--- START ---

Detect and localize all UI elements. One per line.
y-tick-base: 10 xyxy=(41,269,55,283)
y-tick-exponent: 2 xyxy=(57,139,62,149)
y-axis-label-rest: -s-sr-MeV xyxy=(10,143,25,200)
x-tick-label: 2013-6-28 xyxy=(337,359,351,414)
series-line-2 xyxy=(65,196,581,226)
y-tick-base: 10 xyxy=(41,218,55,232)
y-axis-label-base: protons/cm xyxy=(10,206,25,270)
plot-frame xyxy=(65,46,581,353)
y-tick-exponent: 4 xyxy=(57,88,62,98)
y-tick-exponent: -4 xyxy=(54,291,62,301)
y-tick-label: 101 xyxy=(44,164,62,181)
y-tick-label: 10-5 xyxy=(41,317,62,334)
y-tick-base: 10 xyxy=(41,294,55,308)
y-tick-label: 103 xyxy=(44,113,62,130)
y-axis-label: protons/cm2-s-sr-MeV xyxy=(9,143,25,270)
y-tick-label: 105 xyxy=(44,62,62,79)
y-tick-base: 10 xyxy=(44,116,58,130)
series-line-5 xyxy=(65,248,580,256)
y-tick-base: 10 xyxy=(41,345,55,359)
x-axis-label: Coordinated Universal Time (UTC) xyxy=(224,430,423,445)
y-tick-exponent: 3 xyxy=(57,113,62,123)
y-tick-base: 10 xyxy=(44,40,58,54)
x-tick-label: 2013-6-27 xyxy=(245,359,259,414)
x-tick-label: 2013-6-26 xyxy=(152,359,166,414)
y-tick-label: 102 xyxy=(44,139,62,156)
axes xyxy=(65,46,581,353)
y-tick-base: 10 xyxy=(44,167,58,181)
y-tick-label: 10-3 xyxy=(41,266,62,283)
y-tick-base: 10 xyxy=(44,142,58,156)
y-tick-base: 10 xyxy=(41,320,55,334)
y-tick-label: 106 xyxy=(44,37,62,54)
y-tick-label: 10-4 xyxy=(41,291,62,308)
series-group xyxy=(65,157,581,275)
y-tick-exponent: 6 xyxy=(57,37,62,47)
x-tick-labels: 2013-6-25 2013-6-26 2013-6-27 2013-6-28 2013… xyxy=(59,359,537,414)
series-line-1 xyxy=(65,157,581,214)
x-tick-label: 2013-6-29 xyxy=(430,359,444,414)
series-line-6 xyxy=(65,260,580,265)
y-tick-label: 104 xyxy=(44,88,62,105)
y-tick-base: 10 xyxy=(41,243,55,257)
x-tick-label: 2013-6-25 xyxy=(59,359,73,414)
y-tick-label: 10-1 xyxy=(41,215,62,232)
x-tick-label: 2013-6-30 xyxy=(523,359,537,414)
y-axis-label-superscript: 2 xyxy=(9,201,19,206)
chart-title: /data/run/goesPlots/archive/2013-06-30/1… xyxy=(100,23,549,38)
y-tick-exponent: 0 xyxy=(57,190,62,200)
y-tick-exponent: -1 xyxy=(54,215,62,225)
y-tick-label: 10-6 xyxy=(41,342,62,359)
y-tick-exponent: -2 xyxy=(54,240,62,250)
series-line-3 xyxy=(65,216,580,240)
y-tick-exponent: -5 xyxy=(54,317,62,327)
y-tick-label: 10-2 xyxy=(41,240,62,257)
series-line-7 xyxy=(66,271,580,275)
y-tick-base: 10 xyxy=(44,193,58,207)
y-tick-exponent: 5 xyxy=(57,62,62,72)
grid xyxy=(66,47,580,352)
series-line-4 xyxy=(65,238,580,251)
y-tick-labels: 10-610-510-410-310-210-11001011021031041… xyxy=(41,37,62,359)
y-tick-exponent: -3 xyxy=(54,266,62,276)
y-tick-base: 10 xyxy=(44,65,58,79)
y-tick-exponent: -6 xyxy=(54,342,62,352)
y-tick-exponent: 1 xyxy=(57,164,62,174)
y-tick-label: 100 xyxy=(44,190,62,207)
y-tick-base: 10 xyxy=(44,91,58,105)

--- END ---

Exercise directions
Copy the listing above line for line, with no changes.

Solution below
Detect and localize all UI elements. One per line.
y-tick-base: 10 xyxy=(41,269,55,283)
y-tick-exponent: 2 xyxy=(57,139,62,149)
y-axis-label-rest: -s-sr-MeV xyxy=(10,143,25,200)
x-tick-label: 2013-6-28 xyxy=(337,359,351,414)
series-line-2 xyxy=(65,196,581,226)
y-tick-base: 10 xyxy=(41,218,55,232)
y-axis-label-base: protons/cm xyxy=(10,206,25,270)
plot-frame xyxy=(65,46,581,353)
y-tick-exponent: 4 xyxy=(57,88,62,98)
y-tick-exponent: -4 xyxy=(54,291,62,301)
y-tick-label: 101 xyxy=(44,164,62,181)
y-tick-label: 10-5 xyxy=(41,317,62,334)
y-tick-base: 10 xyxy=(41,294,55,308)
y-tick-label: 103 xyxy=(44,113,62,130)
y-axis-label: protons/cm2-s-sr-MeV xyxy=(9,143,25,270)
y-tick-label: 105 xyxy=(44,62,62,79)
y-tick-base: 10 xyxy=(44,116,58,130)
series-line-5 xyxy=(65,248,580,256)
y-tick-base: 10 xyxy=(41,345,55,359)
x-axis-label: Coordinated Universal Time (UTC) xyxy=(224,430,423,445)
y-tick-exponent: 3 xyxy=(57,113,62,123)
y-tick-base: 10 xyxy=(44,40,58,54)
x-tick-label: 2013-6-27 xyxy=(245,359,259,414)
x-tick-label: 2013-6-26 xyxy=(152,359,166,414)
y-tick-label: 102 xyxy=(44,139,62,156)
axes xyxy=(65,46,581,353)
y-tick-base: 10 xyxy=(44,167,58,181)
y-tick-label: 10-3 xyxy=(41,266,62,283)
y-tick-base: 10 xyxy=(44,142,58,156)
y-tick-base: 10 xyxy=(41,320,55,334)
y-tick-label: 106 xyxy=(44,37,62,54)
y-tick-label: 10-4 xyxy=(41,291,62,308)
series-group xyxy=(65,157,581,275)
y-tick-exponent: 6 xyxy=(57,37,62,47)
x-tick-labels: 2013-6-25 2013-6-26 2013-6-27 2013-6-28 2013… xyxy=(59,359,537,414)
series-line-1 xyxy=(65,157,581,214)
x-tick-label: 2013-6-29 xyxy=(430,359,444,414)
series-line-6 xyxy=(65,260,580,265)
y-tick-label: 104 xyxy=(44,88,62,105)
y-tick-base: 10 xyxy=(41,243,55,257)
x-tick-label: 2013-6-25 xyxy=(59,359,73,414)
y-tick-label: 10-1 xyxy=(41,215,62,232)
x-tick-label: 2013-6-30 xyxy=(523,359,537,414)
y-axis-label-superscript: 2 xyxy=(9,201,19,206)
chart-title: /data/run/goesPlots/archive/2013-06-30/1… xyxy=(100,23,549,38)
y-tick-exponent: 0 xyxy=(57,190,62,200)
y-tick-exponent: -1 xyxy=(54,215,62,225)
y-tick-label: 10-6 xyxy=(41,342,62,359)
y-tick-exponent: -2 xyxy=(54,240,62,250)
series-line-3 xyxy=(65,216,580,240)
y-tick-exponent: -5 xyxy=(54,317,62,327)
y-tick-label: 10-2 xyxy=(41,240,62,257)
series-line-7 xyxy=(66,271,580,275)
y-tick-base: 10 xyxy=(44,193,58,207)
y-tick-exponent: 5 xyxy=(57,62,62,72)
grid xyxy=(66,47,580,352)
series-line-4 xyxy=(65,238,580,251)
y-tick-labels: 10-610-510-410-310-210-11001011021031041… xyxy=(41,37,62,359)
y-tick-exponent: -3 xyxy=(54,266,62,276)
y-tick-base: 10 xyxy=(44,65,58,79)
y-tick-exponent: -6 xyxy=(54,342,62,352)
y-tick-exponent: 1 xyxy=(57,164,62,174)
y-tick-label: 100 xyxy=(44,190,62,207)
y-tick-base: 10 xyxy=(44,91,58,105)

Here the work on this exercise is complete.